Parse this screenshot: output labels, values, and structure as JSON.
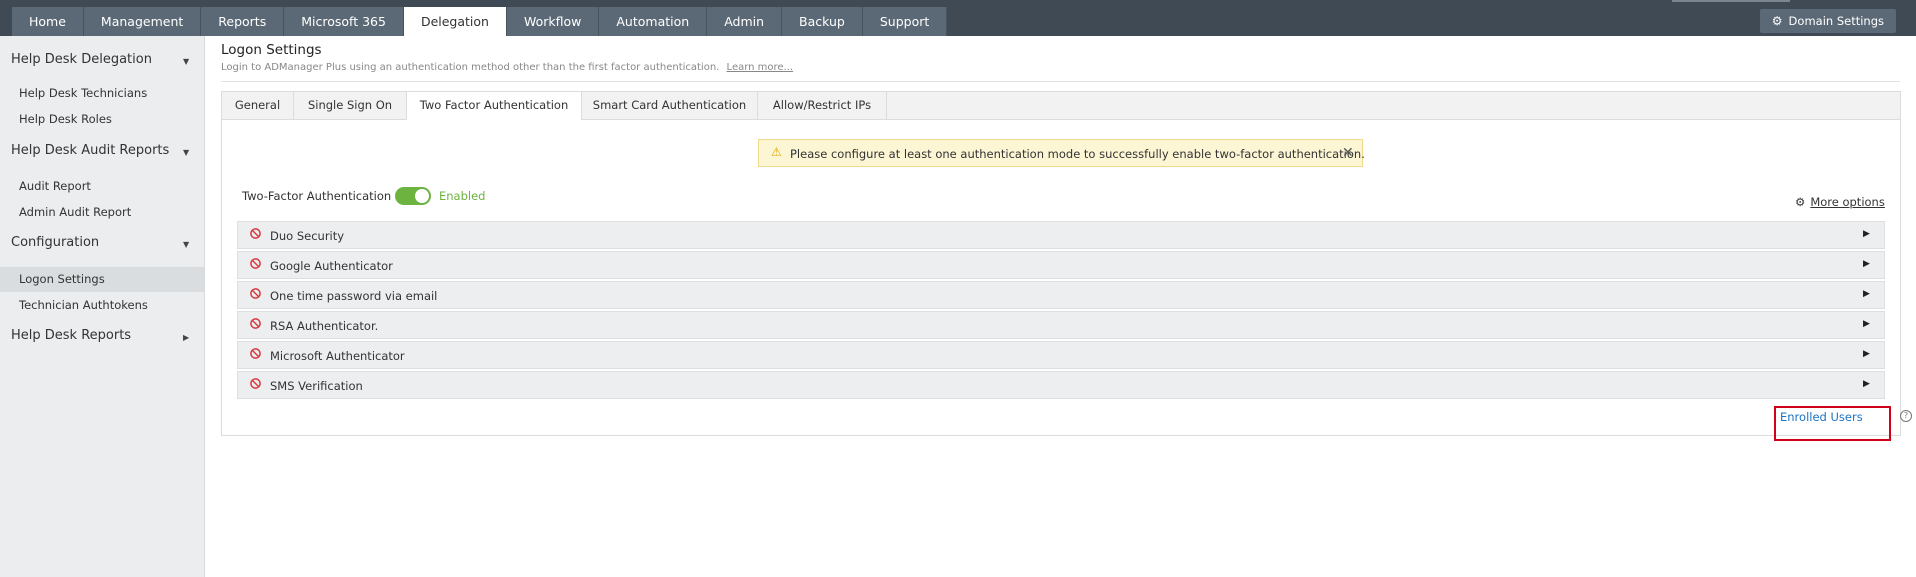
{
  "nav": {
    "tabs": [
      "Home",
      "Management",
      "Reports",
      "Microsoft 365",
      "Delegation",
      "Workflow",
      "Automation",
      "Admin",
      "Backup",
      "Support"
    ],
    "active_tab": "Delegation",
    "domain_settings": "Domain Settings"
  },
  "sidebar": {
    "sections": [
      {
        "label": "Help Desk Delegation",
        "items": [
          "Help Desk Technicians",
          "Help Desk Roles"
        ]
      },
      {
        "label": "Help Desk Audit Reports",
        "items": [
          "Audit Report",
          "Admin Audit Report"
        ]
      },
      {
        "label": "Configuration",
        "items": [
          "Logon Settings",
          "Technician Authtokens"
        ]
      },
      {
        "label": "Help Desk Reports",
        "items": []
      }
    ],
    "active_item": "Logon Settings"
  },
  "page": {
    "title": "Logon Settings",
    "subtitle": "Login to ADManager Plus using an authentication method other than the first factor authentication.",
    "learn_more": "Learn more..."
  },
  "subtabs": [
    "General",
    "Single Sign On",
    "Two Factor Authentication",
    "Smart Card Authentication",
    "Allow/Restrict IPs"
  ],
  "active_subtab": "Two Factor Authentication",
  "alert": {
    "message": "Please configure at least one authentication mode to successfully enable two-factor authentication."
  },
  "two_factor": {
    "label": "Two-Factor Authentication",
    "state": "Enabled",
    "enabled": true,
    "more_options": "More options",
    "methods": [
      "Duo Security",
      "Google Authenticator",
      "One time password via email",
      "RSA Authenticator.",
      "Microsoft Authenticator",
      "SMS Verification"
    ],
    "enrolled_users": "Enrolled Users"
  },
  "colors": {
    "topbar": "#3f4a55",
    "tab": "#5b6976",
    "toggle_on": "#6db33f",
    "link": "#1a73c4",
    "alert_bg": "#fdf6d5",
    "highlight_border": "#d0021b",
    "ban_icon": "#d9373f"
  }
}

[What you are asked to do]:
Transcribe all of the entries word for word, but skip any pictures they contain.

[Output of the task]:
Parse this screenshot: output labels, values, and structure as JSON.
{
  "nav": {
    "tabs": [
      "Home",
      "Management",
      "Reports",
      "Microsoft 365",
      "Delegation",
      "Workflow",
      "Automation",
      "Admin",
      "Backup",
      "Support"
    ],
    "active_tab": "Delegation",
    "domain_settings": "Domain Settings"
  },
  "sidebar": {
    "sections": [
      {
        "label": "Help Desk Delegation",
        "items": [
          "Help Desk Technicians",
          "Help Desk Roles"
        ]
      },
      {
        "label": "Help Desk Audit Reports",
        "items": [
          "Audit Report",
          "Admin Audit Report"
        ]
      },
      {
        "label": "Configuration",
        "items": [
          "Logon Settings",
          "Technician Authtokens"
        ]
      },
      {
        "label": "Help Desk Reports",
        "items": []
      }
    ],
    "active_item": "Logon Settings"
  },
  "page": {
    "title": "Logon Settings",
    "subtitle": "Login to ADManager Plus using an authentication method other than the first factor authentication.",
    "learn_more": "Learn more..."
  },
  "subtabs": [
    "General",
    "Single Sign On",
    "Two Factor Authentication",
    "Smart Card Authentication",
    "Allow/Restrict IPs"
  ],
  "active_subtab": "Two Factor Authentication",
  "alert": {
    "message": "Please configure at least one authentication mode to successfully enable two-factor authentication."
  },
  "two_factor": {
    "label": "Two-Factor Authentication",
    "state": "Enabled",
    "enabled": true,
    "more_options": "More options",
    "methods": [
      "Duo Security",
      "Google Authenticator",
      "One time password via email",
      "RSA Authenticator.",
      "Microsoft Authenticator",
      "SMS Verification"
    ],
    "enrolled_users": "Enrolled Users"
  },
  "colors": {
    "topbar": "#3f4a55",
    "tab": "#5b6976",
    "toggle_on": "#6db33f",
    "link": "#1a73c4",
    "alert_bg": "#fdf6d5",
    "highlight_border": "#d0021b",
    "ban_icon": "#d9373f"
  }
}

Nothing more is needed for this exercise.